▶ [Reading passage]
We now have a clean, encoded, and scaled dataset.
Let’s split it into **training** and **testing** subsets to prepare for modeling.

- `train_test_split` ensures models can generalize.  
- Typical ratio: 80 % training / 20 % testing.


### Exercise 5

1. Repeat the split using `test_size=0.3` and then `0.5`.  
2. Observe how the size of the training set changes.  
3. What happens if we change the random_state parameter?
4. Discuss: what are the trade-offs between a larger training or test set?


**1. Repeat the split using `test_size=0.3` and then `0.5`.**

**2. Observe how the size of the training set changes.**

**3. What happens if we change the random_state parameter?**

**4. Discuss: what are the trade-offs between a larger training or test set?**

## Advanced Exercises

### Exercise 6

Visualize missing data patterns to understand missing data visually.

Use sns.heatmap() to visualize where missing values occur.

Identify if missingness appears random or systematic (e.g., people in certain classes missing ages).

### Exercise 7

Explore outliers before and after scaling to understand how scaling interacts with outliers.

Identify potential outliers with boxplots and compare before/after scaling (StandardScaler, MinMaxScaler).

### Exercise 8

Explore correlation between variables.

Compute correlation matrix of numeric variables. Plot it with sns.heatmap().

Which features are most correlated? Could that affect model performance?

### Exercise 9

Build a preprocessing pipeline that helps you consolidate all preprocessing steps and allows you to reuse it for new datasets.

### Exercise 10

Apply all the steps (or use the pipeline developed by yourself in *Exercise 9*) in order to preprocess a new dataset.

Proposed dataset: `sns.load_dataset("penguins")`

### Bonus: Practice on a custom dataset

Apply the learned skills to your own personal research data.

1. Bring a small CSV dataset from your own project.
2. Load it using pd.read_csv() and repeat:
    - Missing value handling
    - Encoding categorical variables
    - Scaling
    - Train/test split

▶ [Instruction] Copy the preprocessing tutorial from "Identify if missingness" up to and including "correlation between variables.". Rely only on the preprocessing tutorial.

▶ [Extracted records]
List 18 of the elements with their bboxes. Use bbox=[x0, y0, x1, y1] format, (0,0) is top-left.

--

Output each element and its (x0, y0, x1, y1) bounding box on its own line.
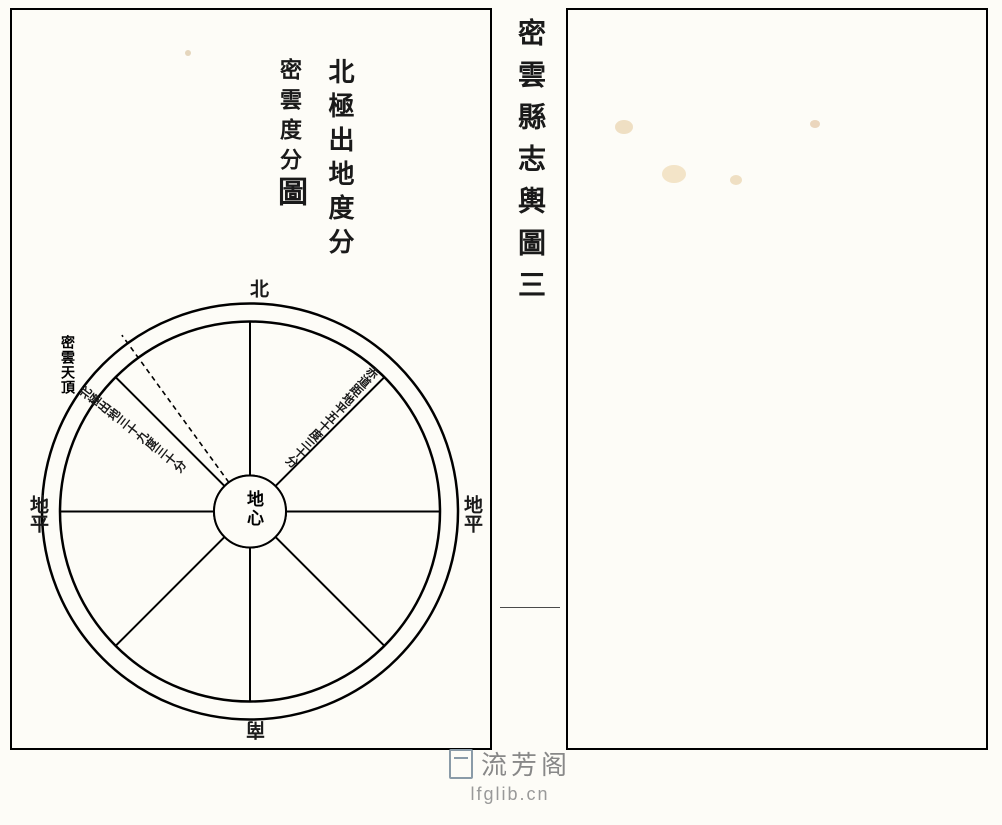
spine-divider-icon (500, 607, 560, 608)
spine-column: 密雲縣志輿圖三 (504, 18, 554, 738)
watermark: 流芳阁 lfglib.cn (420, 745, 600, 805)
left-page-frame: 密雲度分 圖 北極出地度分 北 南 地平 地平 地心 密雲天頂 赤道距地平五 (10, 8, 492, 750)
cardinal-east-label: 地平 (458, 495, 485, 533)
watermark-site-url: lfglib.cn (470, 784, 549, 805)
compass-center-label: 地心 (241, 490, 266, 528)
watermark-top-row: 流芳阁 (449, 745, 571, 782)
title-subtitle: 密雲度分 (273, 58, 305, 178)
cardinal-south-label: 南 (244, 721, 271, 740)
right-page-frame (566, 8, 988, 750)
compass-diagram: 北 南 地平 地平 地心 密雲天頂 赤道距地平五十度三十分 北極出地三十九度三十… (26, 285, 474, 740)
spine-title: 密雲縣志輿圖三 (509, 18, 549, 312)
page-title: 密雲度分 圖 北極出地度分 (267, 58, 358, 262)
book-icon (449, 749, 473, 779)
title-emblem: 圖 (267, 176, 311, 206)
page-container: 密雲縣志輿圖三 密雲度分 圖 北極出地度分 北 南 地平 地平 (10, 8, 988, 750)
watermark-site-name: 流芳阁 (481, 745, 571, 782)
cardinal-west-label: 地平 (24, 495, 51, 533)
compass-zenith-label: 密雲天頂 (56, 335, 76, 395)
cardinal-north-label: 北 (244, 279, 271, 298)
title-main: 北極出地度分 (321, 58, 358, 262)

==

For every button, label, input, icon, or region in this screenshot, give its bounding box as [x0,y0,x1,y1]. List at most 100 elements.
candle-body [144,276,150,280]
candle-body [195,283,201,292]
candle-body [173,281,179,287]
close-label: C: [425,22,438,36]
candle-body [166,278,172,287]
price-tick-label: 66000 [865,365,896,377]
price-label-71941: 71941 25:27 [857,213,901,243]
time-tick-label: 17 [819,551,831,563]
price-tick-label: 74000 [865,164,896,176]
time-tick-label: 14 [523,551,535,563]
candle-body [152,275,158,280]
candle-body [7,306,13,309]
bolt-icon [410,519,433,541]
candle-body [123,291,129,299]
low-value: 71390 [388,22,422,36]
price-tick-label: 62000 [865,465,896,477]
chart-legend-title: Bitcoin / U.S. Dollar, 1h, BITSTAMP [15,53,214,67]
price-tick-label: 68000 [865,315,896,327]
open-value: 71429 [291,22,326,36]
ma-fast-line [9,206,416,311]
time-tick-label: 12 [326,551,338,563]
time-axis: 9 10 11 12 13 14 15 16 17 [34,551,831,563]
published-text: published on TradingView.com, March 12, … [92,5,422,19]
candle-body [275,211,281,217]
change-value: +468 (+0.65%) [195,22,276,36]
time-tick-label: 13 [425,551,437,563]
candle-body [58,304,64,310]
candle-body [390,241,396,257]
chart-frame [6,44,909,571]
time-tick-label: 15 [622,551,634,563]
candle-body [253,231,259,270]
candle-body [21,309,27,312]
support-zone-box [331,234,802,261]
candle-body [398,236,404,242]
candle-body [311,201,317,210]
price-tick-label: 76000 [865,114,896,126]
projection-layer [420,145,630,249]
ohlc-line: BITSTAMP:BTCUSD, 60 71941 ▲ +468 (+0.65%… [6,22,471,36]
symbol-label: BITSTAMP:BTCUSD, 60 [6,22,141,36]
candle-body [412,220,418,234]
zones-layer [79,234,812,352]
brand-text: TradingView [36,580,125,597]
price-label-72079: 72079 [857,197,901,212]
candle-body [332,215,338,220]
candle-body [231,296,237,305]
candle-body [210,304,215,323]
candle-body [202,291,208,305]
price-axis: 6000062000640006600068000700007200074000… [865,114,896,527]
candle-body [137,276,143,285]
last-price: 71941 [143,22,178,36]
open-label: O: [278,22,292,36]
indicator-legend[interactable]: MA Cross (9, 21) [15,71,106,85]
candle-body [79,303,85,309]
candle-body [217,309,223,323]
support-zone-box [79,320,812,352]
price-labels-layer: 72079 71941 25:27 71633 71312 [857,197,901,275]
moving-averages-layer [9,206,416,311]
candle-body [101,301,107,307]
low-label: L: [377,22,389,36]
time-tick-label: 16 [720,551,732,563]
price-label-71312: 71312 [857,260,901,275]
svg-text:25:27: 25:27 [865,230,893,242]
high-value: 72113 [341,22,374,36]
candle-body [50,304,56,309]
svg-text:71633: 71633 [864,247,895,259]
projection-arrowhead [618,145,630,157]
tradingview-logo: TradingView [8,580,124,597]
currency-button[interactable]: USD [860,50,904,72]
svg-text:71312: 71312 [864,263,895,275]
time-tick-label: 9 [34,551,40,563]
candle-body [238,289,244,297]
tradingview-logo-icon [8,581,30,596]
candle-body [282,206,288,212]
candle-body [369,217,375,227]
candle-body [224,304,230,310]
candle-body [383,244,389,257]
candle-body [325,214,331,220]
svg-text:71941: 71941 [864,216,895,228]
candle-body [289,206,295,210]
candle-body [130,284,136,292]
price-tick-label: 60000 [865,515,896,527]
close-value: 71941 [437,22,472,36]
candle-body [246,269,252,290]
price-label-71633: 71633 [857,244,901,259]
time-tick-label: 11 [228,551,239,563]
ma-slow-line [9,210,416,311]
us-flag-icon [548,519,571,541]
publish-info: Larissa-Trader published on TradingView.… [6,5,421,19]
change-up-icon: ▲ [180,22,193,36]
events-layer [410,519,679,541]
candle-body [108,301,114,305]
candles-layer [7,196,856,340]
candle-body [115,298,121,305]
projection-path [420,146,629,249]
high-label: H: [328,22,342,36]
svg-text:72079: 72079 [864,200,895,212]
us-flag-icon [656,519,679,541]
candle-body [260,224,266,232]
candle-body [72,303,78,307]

▶ [Final result]
Identify if missingness appears random or systematic (e.g., people in certain classes missing ages).

### Exercise 7

Explore outliers before and after scaling to understand how scaling interacts with outliers.

Identify potential outliers with boxplots and compare before/after scaling (StandardScaler, MinMaxScaler).

### Exercise 8

Explore correlation between variables.